----- Data shown

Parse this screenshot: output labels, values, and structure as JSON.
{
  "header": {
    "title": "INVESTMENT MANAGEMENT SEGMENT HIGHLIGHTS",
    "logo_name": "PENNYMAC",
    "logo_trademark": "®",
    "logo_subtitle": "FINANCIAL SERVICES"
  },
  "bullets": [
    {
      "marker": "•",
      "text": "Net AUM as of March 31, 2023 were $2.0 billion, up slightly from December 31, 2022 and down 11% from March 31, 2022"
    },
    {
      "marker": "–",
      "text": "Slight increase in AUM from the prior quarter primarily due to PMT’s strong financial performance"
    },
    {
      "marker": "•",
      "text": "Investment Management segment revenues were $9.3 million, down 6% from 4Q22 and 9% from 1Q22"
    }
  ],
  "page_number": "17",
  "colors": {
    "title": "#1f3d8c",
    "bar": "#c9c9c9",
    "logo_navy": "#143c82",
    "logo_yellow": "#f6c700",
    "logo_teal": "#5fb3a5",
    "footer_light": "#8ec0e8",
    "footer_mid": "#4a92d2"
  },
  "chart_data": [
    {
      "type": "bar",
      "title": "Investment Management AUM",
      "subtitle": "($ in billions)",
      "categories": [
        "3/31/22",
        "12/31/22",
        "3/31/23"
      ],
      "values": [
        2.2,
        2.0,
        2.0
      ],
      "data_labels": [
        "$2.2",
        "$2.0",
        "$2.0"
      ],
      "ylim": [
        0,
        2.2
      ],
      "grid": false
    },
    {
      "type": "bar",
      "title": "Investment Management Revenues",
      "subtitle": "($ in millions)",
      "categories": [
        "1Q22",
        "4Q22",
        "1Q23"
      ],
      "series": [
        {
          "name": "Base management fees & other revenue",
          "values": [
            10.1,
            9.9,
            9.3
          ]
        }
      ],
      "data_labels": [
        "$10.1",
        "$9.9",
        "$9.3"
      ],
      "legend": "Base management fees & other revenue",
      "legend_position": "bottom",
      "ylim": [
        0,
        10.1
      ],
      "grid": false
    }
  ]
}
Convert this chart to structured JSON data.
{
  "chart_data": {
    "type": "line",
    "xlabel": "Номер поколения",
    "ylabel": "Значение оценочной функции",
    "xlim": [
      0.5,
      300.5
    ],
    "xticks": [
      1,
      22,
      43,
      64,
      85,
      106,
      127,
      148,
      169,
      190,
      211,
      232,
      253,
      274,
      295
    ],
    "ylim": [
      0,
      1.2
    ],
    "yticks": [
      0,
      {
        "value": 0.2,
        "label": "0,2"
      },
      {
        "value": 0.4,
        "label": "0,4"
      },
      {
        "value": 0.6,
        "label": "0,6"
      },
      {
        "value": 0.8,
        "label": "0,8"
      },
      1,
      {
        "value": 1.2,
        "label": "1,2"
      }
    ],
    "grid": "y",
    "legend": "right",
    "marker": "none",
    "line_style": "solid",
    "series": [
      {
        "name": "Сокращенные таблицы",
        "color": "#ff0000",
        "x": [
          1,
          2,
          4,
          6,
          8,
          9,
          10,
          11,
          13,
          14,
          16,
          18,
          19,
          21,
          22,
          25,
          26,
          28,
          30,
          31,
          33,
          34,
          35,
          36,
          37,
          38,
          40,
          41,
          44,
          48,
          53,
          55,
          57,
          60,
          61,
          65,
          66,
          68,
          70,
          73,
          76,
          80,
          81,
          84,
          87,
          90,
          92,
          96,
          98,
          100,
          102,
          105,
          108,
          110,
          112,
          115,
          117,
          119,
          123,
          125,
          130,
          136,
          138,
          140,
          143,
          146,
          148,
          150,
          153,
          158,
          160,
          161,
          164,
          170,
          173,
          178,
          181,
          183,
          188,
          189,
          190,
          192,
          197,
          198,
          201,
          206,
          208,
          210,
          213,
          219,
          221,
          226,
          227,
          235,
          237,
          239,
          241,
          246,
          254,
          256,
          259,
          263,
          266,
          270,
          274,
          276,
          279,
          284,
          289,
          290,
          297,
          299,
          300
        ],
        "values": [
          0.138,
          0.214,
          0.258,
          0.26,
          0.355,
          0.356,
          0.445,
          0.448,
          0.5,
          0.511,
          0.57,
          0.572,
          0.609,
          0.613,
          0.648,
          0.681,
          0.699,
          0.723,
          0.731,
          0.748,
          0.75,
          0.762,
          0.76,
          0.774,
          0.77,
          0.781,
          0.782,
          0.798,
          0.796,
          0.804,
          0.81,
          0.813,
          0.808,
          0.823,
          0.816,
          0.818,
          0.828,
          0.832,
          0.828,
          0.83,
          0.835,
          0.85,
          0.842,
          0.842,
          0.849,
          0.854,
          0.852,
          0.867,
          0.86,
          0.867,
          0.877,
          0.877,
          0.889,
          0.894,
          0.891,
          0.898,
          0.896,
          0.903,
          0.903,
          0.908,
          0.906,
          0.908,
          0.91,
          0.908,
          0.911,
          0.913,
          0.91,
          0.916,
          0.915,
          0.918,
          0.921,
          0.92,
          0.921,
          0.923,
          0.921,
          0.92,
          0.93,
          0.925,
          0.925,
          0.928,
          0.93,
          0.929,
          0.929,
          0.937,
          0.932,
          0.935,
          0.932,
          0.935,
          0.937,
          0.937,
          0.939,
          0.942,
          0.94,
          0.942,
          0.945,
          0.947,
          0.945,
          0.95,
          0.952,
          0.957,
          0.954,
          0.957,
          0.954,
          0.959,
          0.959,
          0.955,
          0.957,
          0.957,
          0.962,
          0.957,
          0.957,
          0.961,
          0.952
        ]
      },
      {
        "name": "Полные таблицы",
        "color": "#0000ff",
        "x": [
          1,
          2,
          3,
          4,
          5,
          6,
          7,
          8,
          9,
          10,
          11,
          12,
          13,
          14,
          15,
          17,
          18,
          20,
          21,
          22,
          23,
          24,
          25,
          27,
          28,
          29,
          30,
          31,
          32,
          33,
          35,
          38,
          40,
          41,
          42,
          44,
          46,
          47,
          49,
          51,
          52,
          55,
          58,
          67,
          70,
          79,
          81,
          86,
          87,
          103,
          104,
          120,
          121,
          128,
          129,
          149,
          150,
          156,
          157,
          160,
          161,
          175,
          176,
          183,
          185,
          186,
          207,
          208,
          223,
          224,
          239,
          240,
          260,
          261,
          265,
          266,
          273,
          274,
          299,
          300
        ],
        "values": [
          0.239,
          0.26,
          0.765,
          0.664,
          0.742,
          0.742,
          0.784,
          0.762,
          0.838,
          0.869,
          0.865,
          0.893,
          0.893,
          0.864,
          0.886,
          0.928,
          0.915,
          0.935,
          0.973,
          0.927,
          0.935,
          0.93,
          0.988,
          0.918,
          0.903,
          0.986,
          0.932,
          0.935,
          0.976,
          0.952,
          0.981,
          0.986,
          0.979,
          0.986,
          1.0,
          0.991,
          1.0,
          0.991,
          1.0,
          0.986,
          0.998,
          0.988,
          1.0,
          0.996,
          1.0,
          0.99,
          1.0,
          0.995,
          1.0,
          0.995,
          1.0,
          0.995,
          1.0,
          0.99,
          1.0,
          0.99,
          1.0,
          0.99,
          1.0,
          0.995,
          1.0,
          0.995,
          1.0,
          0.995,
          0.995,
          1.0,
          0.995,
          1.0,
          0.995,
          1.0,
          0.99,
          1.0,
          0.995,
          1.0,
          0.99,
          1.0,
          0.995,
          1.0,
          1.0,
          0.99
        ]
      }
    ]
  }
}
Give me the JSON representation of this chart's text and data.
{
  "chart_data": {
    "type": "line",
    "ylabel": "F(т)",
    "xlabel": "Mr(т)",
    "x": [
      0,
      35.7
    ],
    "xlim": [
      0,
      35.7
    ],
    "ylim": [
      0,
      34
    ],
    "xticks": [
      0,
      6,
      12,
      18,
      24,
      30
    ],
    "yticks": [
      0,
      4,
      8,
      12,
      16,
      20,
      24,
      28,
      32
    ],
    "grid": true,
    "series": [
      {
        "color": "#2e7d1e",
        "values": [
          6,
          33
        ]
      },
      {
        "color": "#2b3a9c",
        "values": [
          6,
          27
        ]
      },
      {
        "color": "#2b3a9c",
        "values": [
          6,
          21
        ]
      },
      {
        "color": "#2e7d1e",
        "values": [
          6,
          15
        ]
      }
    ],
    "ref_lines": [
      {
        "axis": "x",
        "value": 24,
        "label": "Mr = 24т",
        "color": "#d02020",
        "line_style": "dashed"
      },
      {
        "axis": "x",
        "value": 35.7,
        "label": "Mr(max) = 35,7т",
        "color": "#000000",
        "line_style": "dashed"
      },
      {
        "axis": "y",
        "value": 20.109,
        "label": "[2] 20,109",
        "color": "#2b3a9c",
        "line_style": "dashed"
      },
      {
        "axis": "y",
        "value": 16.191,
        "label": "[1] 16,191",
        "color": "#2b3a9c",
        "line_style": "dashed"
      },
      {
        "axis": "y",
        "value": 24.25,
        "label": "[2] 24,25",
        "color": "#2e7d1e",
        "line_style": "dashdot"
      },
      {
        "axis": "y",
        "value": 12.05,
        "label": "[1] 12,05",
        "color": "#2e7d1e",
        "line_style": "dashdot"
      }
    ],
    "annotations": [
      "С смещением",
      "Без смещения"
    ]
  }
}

----------

What to do —
List all lines above in which the string "grid" appears.

Result —
      "grid": false
      "grid": false
    "grid": "y",
    "grid": true,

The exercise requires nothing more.